**SHORT EXERCISE**
Every record below should be printed exactly as given.

**GIVEN RECORDS**
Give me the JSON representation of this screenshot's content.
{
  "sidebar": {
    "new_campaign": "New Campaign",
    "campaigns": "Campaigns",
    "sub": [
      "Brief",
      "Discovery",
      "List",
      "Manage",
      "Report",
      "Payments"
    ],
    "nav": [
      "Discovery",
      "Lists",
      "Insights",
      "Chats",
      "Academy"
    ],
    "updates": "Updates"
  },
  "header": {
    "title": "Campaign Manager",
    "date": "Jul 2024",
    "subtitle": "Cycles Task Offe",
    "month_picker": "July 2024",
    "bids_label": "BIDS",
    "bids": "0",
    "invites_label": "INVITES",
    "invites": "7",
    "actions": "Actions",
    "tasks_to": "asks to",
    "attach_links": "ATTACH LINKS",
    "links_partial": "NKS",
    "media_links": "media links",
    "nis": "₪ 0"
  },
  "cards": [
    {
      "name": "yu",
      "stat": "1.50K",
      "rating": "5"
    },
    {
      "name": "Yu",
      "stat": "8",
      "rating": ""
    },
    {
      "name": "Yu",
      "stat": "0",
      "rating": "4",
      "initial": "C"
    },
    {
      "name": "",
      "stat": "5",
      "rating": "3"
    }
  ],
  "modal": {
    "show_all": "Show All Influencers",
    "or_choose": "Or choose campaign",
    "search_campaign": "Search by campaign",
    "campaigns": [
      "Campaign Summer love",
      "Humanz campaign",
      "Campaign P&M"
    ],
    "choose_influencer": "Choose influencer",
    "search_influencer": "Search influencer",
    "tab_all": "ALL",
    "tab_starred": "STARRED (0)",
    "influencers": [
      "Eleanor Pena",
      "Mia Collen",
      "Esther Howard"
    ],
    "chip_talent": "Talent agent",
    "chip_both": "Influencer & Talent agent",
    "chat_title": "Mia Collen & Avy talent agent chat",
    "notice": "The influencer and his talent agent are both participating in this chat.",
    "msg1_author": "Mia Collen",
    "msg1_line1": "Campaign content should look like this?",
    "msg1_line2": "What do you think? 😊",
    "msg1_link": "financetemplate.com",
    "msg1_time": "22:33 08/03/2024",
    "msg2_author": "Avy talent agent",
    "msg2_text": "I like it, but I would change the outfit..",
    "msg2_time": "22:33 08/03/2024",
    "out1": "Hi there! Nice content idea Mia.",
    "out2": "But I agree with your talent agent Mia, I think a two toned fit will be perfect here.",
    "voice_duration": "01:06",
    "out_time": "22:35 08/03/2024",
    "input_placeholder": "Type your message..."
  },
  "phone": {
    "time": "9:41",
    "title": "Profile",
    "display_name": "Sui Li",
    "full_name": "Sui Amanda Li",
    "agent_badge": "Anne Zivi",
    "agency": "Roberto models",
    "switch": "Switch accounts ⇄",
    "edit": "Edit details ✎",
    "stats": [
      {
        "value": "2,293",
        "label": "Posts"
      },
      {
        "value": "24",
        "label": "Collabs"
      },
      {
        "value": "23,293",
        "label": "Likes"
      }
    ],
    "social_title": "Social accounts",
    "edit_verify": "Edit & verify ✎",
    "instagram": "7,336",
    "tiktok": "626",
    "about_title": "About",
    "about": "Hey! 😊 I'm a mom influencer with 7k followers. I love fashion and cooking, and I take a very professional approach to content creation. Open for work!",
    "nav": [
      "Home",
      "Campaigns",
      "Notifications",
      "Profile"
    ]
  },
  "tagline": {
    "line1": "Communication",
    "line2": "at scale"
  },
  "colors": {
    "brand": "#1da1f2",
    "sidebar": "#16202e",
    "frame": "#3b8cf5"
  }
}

**ANSWER**
Give me the JSON representation of this screenshot's content.
{
  "sidebar": {
    "new_campaign": "New Campaign",
    "campaigns": "Campaigns",
    "sub": [
      "Brief",
      "Discovery",
      "List",
      "Manage",
      "Report",
      "Payments"
    ],
    "nav": [
      "Discovery",
      "Lists",
      "Insights",
      "Chats",
      "Academy"
    ],
    "updates": "Updates"
  },
  "header": {
    "title": "Campaign Manager",
    "date": "Jul 2024",
    "subtitle": "Cycles Task Offe",
    "month_picker": "July 2024",
    "bids_label": "BIDS",
    "bids": "0",
    "invites_label": "INVITES",
    "invites": "7",
    "actions": "Actions",
    "tasks_to": "asks to",
    "attach_links": "ATTACH LINKS",
    "links_partial": "NKS",
    "media_links": "media links",
    "nis": "₪ 0"
  },
  "cards": [
    {
      "name": "yu",
      "stat": "1.50K",
      "rating": "5"
    },
    {
      "name": "Yu",
      "stat": "8",
      "rating": ""
    },
    {
      "name": "Yu",
      "stat": "0",
      "rating": "4",
      "initial": "C"
    },
    {
      "name": "",
      "stat": "5",
      "rating": "3"
    }
  ],
  "modal": {
    "show_all": "Show All Influencers",
    "or_choose": "Or choose campaign",
    "search_campaign": "Search by campaign",
    "campaigns": [
      "Campaign Summer love",
      "Humanz campaign",
      "Campaign P&M"
    ],
    "choose_influencer": "Choose influencer",
    "search_influencer": "Search influencer",
    "tab_all": "ALL",
    "tab_starred": "STARRED (0)",
    "influencers": [
      "Eleanor Pena",
      "Mia Collen",
      "Esther Howard"
    ],
    "chip_talent": "Talent agent",
    "chip_both": "Influencer & Talent agent",
    "chat_title": "Mia Collen & Avy talent agent chat",
    "notice": "The influencer and his talent agent are both participating in this chat.",
    "msg1_author": "Mia Collen",
    "msg1_line1": "Campaign content should look like this?",
    "msg1_line2": "What do you think? 😊",
    "msg1_link": "financetemplate.com",
    "msg1_time": "22:33 08/03/2024",
    "msg2_author": "Avy talent agent",
    "msg2_text": "I like it, but I would change the outfit..",
    "msg2_time": "22:33 08/03/2024",
    "out1": "Hi there! Nice content idea Mia.",
    "out2": "But I agree with your talent agent Mia, I think a two toned fit will be perfect here.",
    "voice_duration": "01:06",
    "out_time": "22:35 08/03/2024",
    "input_placeholder": "Type your message..."
  },
  "phone": {
    "time": "9:41",
    "title": "Profile",
    "display_name": "Sui Li",
    "full_name": "Sui Amanda Li",
    "agent_badge": "Anne Zivi",
    "agency": "Roberto models",
    "switch": "Switch accounts ⇄",
    "edit": "Edit details ✎",
    "stats": [
      {
        "value": "2,293",
        "label": "Posts"
      },
      {
        "value": "24",
        "label": "Collabs"
      },
      {
        "value": "23,293",
        "label": "Likes"
      }
    ],
    "social_title": "Social accounts",
    "edit_verify": "Edit & verify ✎",
    "instagram": "7,336",
    "tiktok": "626",
    "about_title": "About",
    "about": "Hey! 😊 I'm a mom influencer with 7k followers. I love fashion and cooking, and I take a very professional approach to content creation. Open for work!",
    "nav": [
      "Home",
      "Campaigns",
      "Notifications",
      "Profile"
    ]
  },
  "tagline": {
    "line1": "Communication",
    "line2": "at scale"
  },
  "colors": {
    "brand": "#1da1f2",
    "sidebar": "#16202e",
    "frame": "#3b8cf5"
  }
}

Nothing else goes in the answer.